======== Material for the task ========

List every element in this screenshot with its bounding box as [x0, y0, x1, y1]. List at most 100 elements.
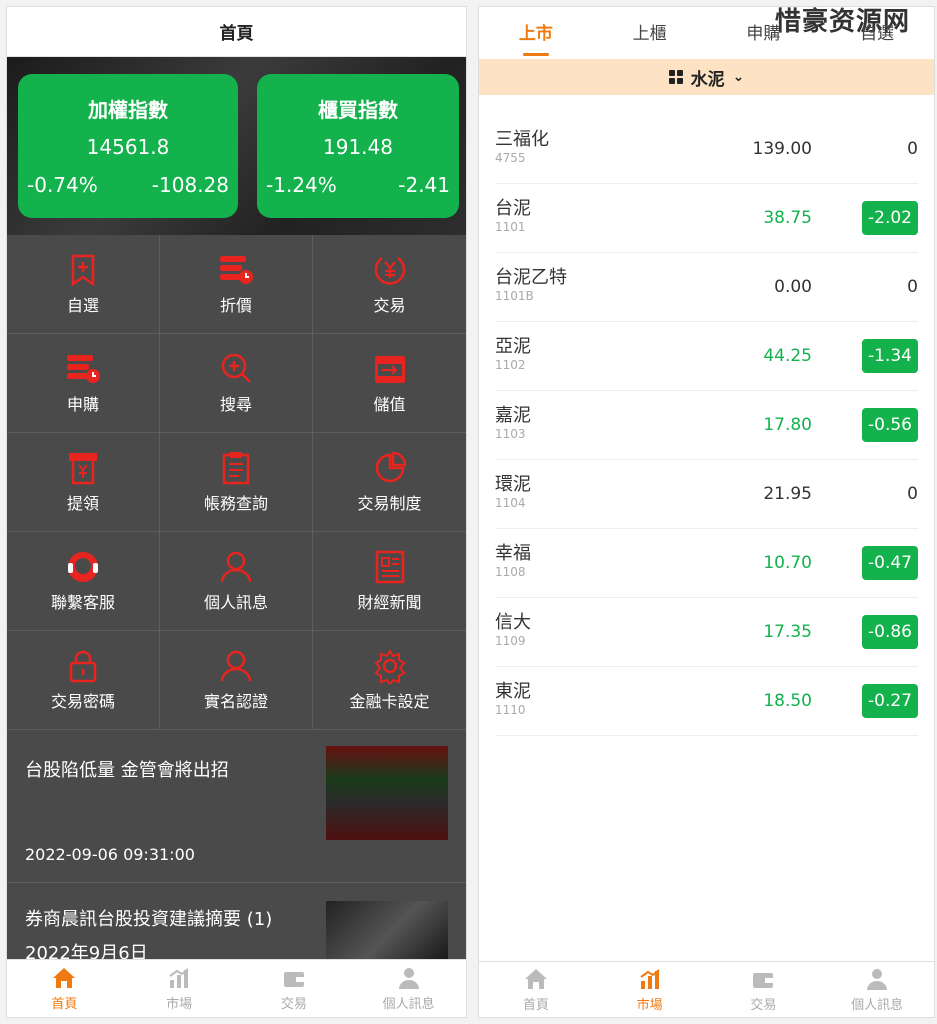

========
======== Material for the task ========

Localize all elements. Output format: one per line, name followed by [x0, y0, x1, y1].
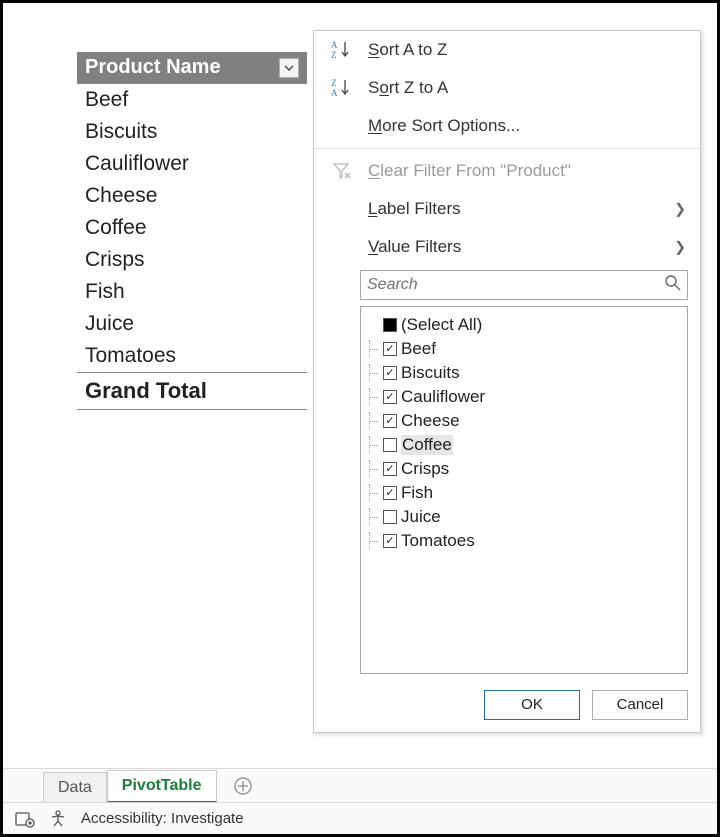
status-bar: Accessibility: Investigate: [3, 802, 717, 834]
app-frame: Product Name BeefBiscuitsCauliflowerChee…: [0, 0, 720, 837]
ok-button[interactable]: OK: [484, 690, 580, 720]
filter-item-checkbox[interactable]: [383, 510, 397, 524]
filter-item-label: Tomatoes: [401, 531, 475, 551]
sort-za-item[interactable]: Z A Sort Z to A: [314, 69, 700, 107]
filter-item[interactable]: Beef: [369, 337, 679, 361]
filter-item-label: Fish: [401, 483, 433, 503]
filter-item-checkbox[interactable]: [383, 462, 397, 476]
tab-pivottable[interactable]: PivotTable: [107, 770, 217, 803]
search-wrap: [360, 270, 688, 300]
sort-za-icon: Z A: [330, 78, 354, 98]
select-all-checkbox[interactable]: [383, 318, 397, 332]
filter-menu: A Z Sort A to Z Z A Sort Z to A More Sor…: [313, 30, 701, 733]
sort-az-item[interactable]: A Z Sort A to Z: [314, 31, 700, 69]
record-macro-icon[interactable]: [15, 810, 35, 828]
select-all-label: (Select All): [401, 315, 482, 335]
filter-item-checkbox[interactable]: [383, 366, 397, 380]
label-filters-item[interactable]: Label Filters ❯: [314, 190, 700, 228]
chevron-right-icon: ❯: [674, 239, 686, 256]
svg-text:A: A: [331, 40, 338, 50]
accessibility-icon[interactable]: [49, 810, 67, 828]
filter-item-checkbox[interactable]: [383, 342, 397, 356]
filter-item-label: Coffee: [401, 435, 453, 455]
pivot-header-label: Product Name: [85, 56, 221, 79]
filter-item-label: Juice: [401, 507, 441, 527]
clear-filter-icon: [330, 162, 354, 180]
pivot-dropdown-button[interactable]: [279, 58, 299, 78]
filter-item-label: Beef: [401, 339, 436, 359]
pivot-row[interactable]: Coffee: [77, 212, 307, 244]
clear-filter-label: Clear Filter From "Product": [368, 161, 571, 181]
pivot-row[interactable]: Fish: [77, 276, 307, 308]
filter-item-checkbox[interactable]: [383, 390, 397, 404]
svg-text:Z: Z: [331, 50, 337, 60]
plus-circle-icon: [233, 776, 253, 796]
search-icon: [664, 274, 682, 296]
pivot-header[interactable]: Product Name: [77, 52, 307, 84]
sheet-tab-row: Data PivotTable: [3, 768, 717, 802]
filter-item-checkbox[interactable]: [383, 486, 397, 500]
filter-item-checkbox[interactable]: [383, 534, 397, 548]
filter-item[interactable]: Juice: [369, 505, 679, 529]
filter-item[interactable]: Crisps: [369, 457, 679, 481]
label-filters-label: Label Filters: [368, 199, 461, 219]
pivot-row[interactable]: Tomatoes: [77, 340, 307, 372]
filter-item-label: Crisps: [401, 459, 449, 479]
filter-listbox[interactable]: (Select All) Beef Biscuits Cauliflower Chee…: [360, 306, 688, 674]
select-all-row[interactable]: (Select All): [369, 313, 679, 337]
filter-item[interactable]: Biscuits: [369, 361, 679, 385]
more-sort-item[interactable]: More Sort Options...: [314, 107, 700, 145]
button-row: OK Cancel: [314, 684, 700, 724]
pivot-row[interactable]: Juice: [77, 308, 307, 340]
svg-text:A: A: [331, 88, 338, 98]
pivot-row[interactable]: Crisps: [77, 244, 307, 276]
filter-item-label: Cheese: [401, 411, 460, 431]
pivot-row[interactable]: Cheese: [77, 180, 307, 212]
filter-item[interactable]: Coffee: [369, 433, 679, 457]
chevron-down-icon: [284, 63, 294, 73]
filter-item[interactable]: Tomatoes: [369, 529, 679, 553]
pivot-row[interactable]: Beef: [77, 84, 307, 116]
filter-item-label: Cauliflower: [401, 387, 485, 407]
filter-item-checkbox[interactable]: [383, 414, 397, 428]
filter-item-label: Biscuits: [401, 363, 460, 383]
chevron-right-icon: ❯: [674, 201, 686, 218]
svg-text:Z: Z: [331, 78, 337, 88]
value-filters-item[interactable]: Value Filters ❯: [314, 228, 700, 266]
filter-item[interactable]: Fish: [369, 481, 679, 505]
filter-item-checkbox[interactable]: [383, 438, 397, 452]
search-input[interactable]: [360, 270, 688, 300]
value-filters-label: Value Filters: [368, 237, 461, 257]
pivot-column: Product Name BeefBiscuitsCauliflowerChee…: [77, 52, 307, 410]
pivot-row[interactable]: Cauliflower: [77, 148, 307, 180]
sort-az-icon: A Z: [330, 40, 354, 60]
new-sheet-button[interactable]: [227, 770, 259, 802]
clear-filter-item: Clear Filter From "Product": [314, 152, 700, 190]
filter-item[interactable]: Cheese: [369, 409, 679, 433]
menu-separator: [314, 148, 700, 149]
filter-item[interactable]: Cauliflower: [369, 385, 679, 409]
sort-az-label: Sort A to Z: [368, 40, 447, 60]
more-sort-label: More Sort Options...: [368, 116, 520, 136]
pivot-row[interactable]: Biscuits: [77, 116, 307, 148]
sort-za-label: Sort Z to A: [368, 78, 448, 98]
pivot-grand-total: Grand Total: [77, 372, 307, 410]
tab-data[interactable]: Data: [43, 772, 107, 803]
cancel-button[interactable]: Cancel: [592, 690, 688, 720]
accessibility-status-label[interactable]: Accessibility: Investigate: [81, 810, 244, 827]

========

Print the stretch of entries from the line containing "Localize all elements." through the line containing "ok-button[interactable]: OK: [484, 690, 580, 720]", copying each line exactly and leaving out the pictures.

* **Reply**:
Localize all elements. Output format: one per line, name followed by [x0, y0, x1, y1].
status-bar: Accessibility: Investigate: [3, 802, 717, 834]
app-frame: Product Name BeefBiscuitsCauliflowerChee…: [0, 0, 720, 837]
ok-button[interactable]: OK: [484, 690, 580, 720]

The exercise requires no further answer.